◆ GOAL: All lines from the one with "What text is on this page?" to the end need to be copied exactly, with nothing before them.

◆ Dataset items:
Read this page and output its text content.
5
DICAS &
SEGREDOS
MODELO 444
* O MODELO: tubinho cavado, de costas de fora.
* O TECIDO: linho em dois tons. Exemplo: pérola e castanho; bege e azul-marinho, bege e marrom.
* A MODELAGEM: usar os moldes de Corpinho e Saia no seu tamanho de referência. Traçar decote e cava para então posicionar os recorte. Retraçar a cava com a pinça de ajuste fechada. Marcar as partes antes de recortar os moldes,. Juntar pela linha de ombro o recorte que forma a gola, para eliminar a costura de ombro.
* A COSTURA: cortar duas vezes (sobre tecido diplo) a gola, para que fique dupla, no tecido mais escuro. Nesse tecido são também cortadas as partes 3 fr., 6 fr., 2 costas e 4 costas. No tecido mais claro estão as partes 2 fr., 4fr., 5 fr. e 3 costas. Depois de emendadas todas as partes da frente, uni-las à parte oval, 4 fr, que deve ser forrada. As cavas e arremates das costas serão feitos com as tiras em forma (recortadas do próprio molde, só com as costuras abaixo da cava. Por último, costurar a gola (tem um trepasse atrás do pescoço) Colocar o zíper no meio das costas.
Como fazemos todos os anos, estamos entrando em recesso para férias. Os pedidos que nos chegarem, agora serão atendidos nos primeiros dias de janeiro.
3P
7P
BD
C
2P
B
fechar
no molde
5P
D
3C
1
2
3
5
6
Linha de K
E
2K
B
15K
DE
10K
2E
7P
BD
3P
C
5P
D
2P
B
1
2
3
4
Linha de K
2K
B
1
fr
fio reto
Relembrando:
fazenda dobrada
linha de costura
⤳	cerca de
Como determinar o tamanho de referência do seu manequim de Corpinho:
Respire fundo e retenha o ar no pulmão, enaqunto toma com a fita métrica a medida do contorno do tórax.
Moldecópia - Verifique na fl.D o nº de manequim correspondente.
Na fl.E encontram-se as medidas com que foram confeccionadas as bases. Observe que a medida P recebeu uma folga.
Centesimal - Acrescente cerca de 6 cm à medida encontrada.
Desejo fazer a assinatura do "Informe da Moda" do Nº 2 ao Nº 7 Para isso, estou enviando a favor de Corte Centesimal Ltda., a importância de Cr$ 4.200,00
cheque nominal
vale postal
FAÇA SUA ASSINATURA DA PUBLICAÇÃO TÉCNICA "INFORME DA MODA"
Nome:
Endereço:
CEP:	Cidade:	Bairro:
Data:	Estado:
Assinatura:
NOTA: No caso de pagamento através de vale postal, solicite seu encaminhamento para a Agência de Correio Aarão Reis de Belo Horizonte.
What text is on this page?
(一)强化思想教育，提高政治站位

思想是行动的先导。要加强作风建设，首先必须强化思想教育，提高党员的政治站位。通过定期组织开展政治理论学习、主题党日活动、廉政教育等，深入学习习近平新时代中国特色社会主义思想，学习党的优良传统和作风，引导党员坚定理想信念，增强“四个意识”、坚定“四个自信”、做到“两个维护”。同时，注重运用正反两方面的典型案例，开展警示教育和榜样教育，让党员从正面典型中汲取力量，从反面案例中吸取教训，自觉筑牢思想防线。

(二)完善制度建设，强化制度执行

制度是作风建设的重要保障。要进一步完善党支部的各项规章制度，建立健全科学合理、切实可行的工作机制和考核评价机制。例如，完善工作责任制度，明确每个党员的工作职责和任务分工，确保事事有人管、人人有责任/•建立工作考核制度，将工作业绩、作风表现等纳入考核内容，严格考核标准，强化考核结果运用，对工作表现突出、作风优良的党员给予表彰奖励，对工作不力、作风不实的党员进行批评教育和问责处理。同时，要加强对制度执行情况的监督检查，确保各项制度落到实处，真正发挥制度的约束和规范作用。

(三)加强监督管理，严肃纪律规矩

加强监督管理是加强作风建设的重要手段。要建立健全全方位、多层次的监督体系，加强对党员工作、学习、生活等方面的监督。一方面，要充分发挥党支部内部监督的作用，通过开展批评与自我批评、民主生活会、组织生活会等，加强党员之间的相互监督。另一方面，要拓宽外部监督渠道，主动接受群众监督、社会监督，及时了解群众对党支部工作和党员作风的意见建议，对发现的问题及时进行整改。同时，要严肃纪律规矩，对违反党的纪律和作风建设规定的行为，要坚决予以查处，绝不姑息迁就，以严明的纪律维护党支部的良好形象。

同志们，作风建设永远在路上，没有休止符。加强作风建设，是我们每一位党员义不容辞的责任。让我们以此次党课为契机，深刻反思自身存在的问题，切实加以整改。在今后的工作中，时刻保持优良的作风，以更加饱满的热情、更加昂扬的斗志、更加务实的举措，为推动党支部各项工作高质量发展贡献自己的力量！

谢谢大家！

◆ ANSWER TO THE PROBLEM:
What text is on this page?
(一)强化思想教育，提高政治站位

思想是行动的先导。要加强作风建设，首先必须强化思想教育，提高党员的政治站位。通过定期组织开展政治理论学习、主题党日活动、廉政教育等，深入学习习近平新时代中国特色社会主义思想，学习党的优良传统和作风，引导党员坚定理想信念，增强“四个意识”、坚定“四个自信”、做到“两个维护”。同时，注重运用正反两方面的典型案例，开展警示教育和榜样教育，让党员从正面典型中汲取力量，从反面案例中吸取教训，自觉筑牢思想防线。

(二)完善制度建设，强化制度执行

制度是作风建设的重要保障。要进一步完善党支部的各项规章制度，建立健全科学合理、切实可行的工作机制和考核评价机制。例如，完善工作责任制度，明确每个党员的工作职责和任务分工，确保事事有人管、人人有责任/•建立工作考核制度，将工作业绩、作风表现等纳入考核内容，严格考核标准，强化考核结果运用，对工作表现突出、作风优良的党员给予表彰奖励，对工作不力、作风不实的党员进行批评教育和问责处理。同时，要加强对制度执行情况的监督检查，确保各项制度落到实处，真正发挥制度的约束和规范作用。

(三)加强监督管理，严肃纪律规矩

加强监督管理是加强作风建设的重要手段。要建立健全全方位、多层次的监督体系，加强对党员工作、学习、生活等方面的监督。一方面，要充分发挥党支部内部监督的作用，通过开展批评与自我批评、民主生活会、组织生活会等，加强党员之间的相互监督。另一方面，要拓宽外部监督渠道，主动接受群众监督、社会监督，及时了解群众对党支部工作和党员作风的意见建议，对发现的问题及时进行整改。同时，要严肃纪律规矩，对违反党的纪律和作风建设规定的行为，要坚决予以查处，绝不姑息迁就，以严明的纪律维护党支部的良好形象。

同志们，作风建设永远在路上，没有休止符。加强作风建设，是我们每一位党员义不容辞的责任。让我们以此次党课为契机，深刻反思自身存在的问题，切实加以整改。在今后的工作中，时刻保持优良的作风，以更加饱满的热情、更加昂扬的斗志、更加务实的举措，为推动党支部各项工作高质量发展贡献自己的力量！

谢谢大家！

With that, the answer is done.